▸ **Task objective**
Search the listing below for the string "eller" and copy every line where it occurs.

▸ **Rows**

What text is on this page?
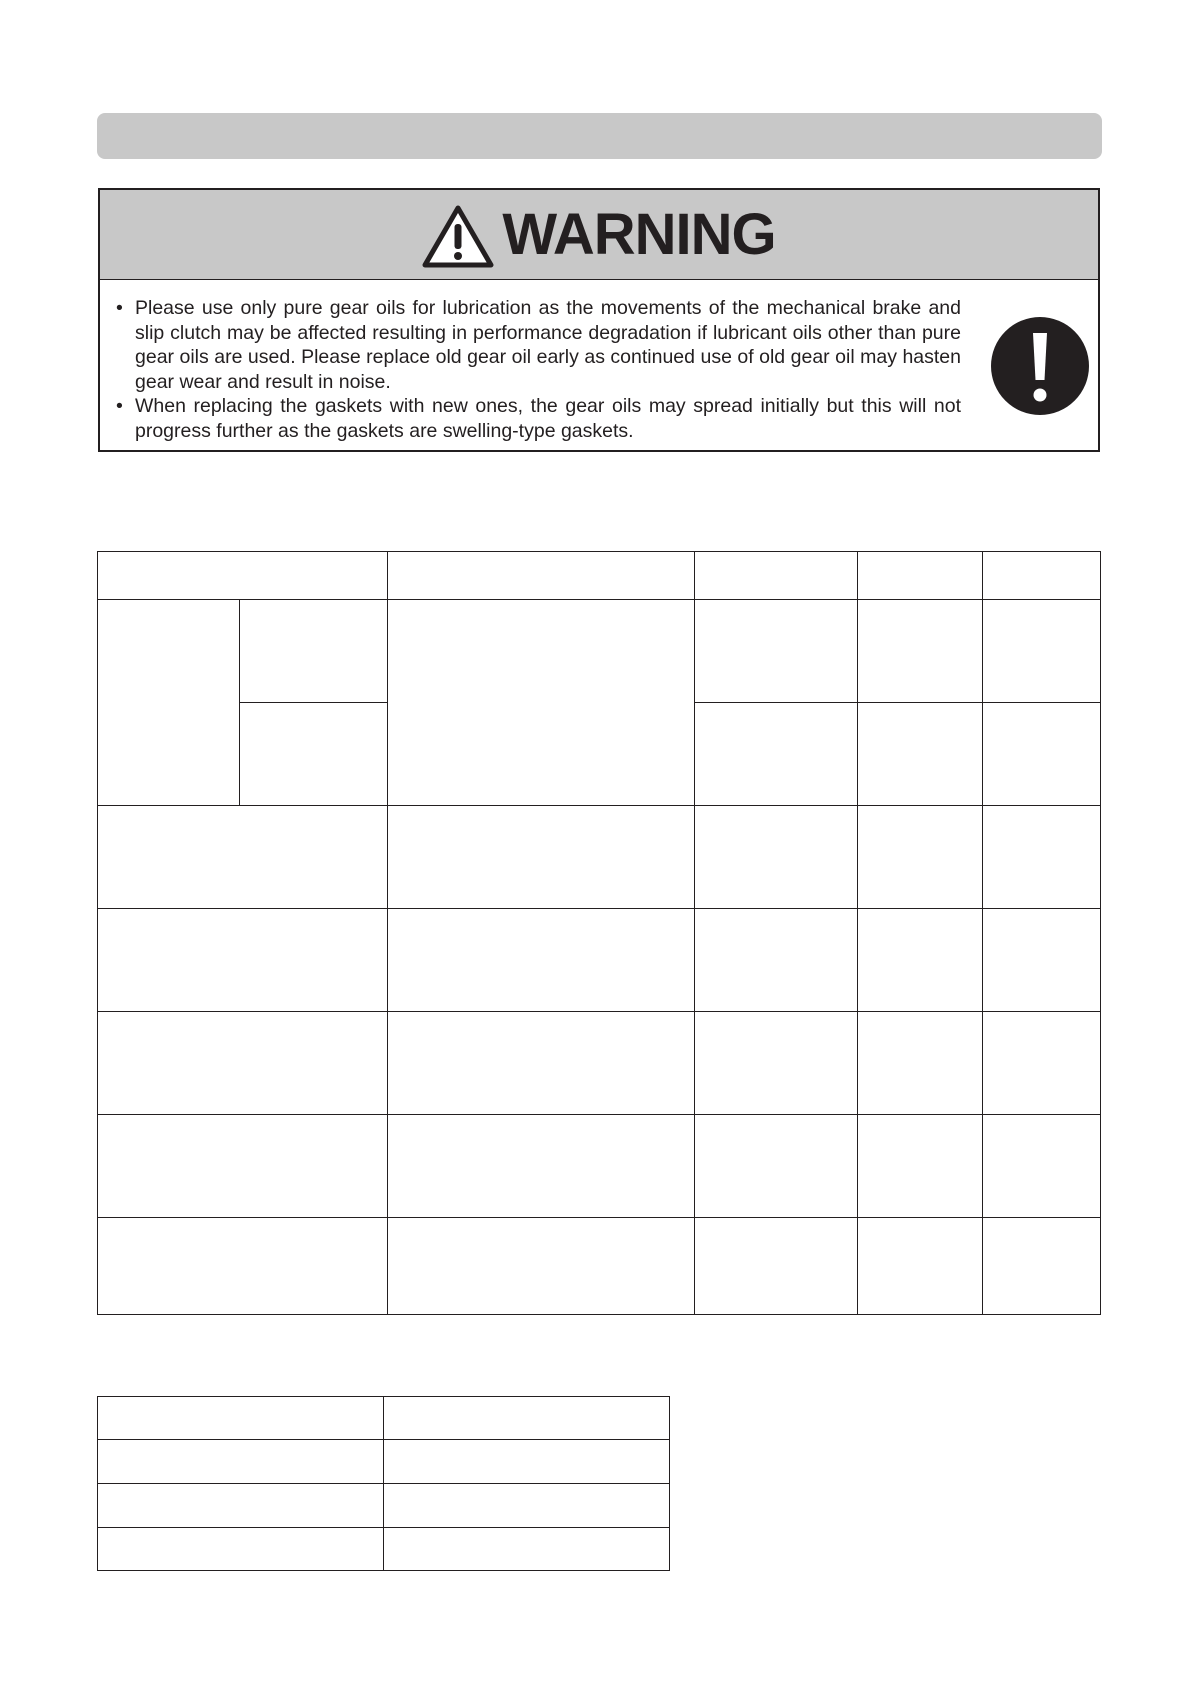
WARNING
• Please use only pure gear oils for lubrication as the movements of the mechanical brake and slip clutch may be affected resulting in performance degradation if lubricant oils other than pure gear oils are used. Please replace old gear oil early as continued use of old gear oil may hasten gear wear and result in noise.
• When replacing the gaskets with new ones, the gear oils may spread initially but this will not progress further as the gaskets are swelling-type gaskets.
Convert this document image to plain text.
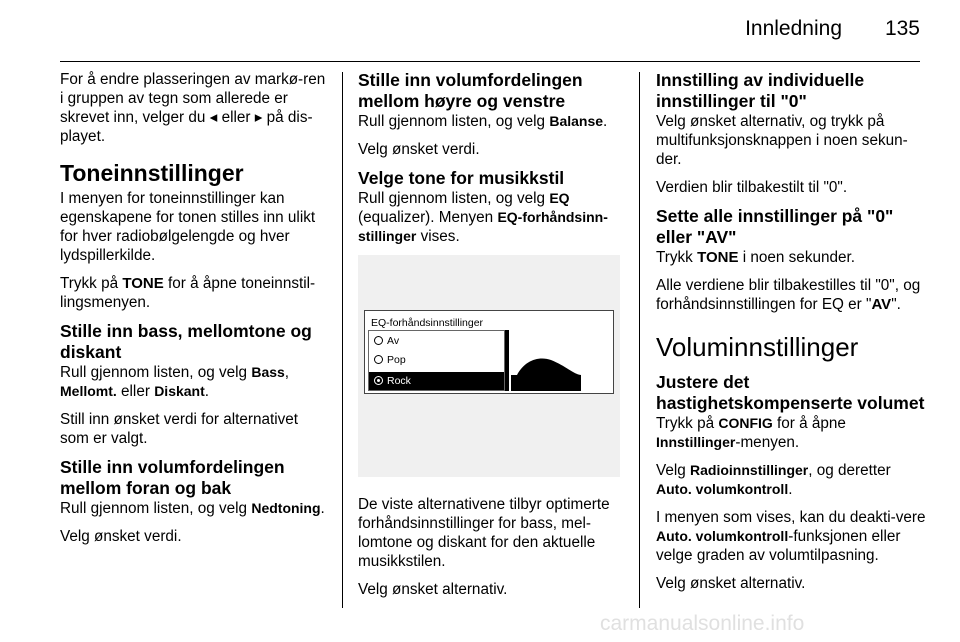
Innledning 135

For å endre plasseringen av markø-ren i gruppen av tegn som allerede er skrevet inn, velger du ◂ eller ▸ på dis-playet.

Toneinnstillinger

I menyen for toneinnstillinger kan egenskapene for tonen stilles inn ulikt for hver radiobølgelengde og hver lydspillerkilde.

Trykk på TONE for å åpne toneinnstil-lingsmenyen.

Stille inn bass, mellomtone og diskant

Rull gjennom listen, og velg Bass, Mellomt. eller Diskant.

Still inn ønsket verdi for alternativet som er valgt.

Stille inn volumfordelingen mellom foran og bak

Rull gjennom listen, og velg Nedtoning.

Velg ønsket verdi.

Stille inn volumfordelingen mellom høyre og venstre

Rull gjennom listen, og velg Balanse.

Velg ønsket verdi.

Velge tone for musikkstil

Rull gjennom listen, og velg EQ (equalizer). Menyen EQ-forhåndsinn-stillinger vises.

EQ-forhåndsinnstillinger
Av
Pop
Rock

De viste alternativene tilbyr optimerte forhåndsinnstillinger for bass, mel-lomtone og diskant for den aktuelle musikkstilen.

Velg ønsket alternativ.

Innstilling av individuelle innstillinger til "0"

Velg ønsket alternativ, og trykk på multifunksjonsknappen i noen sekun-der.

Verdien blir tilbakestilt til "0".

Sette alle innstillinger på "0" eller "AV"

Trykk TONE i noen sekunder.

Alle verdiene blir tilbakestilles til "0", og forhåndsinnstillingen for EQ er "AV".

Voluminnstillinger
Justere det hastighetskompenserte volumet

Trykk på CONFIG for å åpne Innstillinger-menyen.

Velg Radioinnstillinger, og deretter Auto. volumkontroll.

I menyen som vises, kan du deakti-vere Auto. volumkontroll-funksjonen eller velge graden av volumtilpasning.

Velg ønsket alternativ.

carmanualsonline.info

==

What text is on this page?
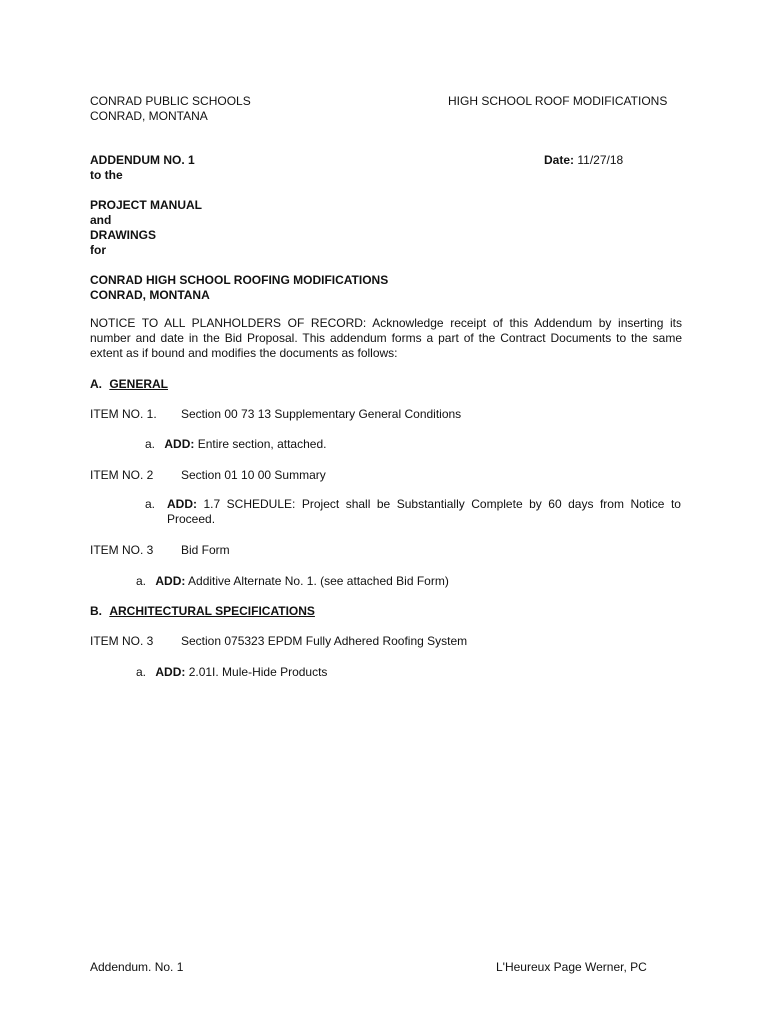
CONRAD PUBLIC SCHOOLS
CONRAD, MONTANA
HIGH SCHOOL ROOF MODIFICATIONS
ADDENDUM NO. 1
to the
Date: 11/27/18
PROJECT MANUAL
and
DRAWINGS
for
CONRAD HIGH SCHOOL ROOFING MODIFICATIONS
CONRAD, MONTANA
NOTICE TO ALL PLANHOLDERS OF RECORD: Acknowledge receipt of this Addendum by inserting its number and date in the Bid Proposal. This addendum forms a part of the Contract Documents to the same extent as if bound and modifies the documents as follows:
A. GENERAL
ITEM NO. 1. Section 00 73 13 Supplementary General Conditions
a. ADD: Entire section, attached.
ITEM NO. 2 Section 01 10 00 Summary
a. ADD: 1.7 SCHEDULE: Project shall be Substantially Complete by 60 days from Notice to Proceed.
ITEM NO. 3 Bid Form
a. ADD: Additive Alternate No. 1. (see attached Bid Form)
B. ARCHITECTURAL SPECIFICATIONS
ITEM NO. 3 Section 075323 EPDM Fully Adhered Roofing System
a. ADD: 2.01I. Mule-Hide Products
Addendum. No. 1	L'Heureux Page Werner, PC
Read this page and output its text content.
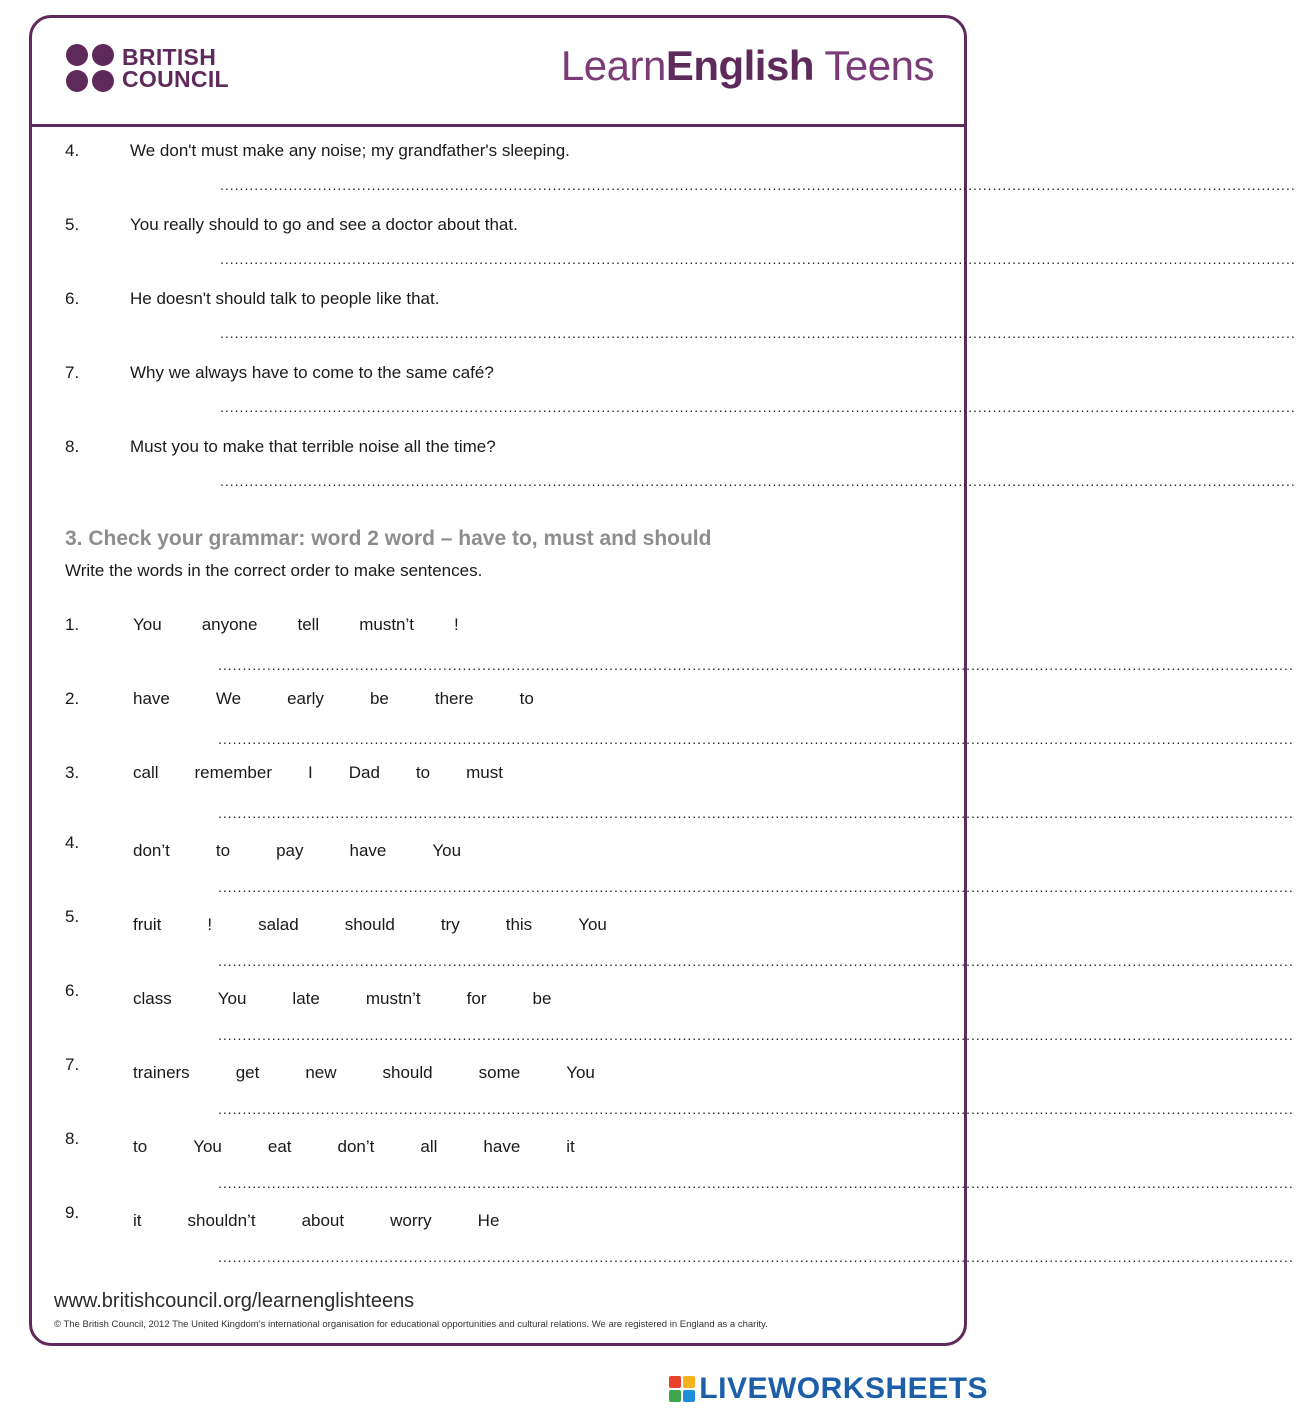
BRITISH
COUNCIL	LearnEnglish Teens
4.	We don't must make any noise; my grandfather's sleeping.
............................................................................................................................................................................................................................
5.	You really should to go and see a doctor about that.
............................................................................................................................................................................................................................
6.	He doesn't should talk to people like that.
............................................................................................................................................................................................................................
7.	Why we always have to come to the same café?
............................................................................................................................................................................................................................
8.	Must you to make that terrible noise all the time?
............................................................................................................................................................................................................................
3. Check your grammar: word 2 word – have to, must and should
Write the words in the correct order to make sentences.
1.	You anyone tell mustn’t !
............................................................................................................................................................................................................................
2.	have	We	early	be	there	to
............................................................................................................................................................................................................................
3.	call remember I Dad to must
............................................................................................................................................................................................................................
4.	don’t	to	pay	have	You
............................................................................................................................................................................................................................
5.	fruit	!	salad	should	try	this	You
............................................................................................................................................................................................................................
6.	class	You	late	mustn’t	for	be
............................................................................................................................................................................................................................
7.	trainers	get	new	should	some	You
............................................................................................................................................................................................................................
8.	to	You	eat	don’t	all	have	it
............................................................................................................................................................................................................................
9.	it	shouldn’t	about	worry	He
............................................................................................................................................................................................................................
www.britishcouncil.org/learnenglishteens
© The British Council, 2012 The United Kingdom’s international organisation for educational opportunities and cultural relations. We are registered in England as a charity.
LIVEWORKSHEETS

▸ **Output**
For å endre plasseringen av markø-ren i gruppen av tegn som allerede er skrevet inn, velger du ◂ eller ▸ på dis-playet.
Rull gjennom listen, og velg Bass, Mellomt. eller Diskant.
Sette alle innstillinger på "0" eller "AV"
I menyen som vises, kan du deakti-vere Auto. volumkontroll-funksjonen eller velge graden av volumtilpasning.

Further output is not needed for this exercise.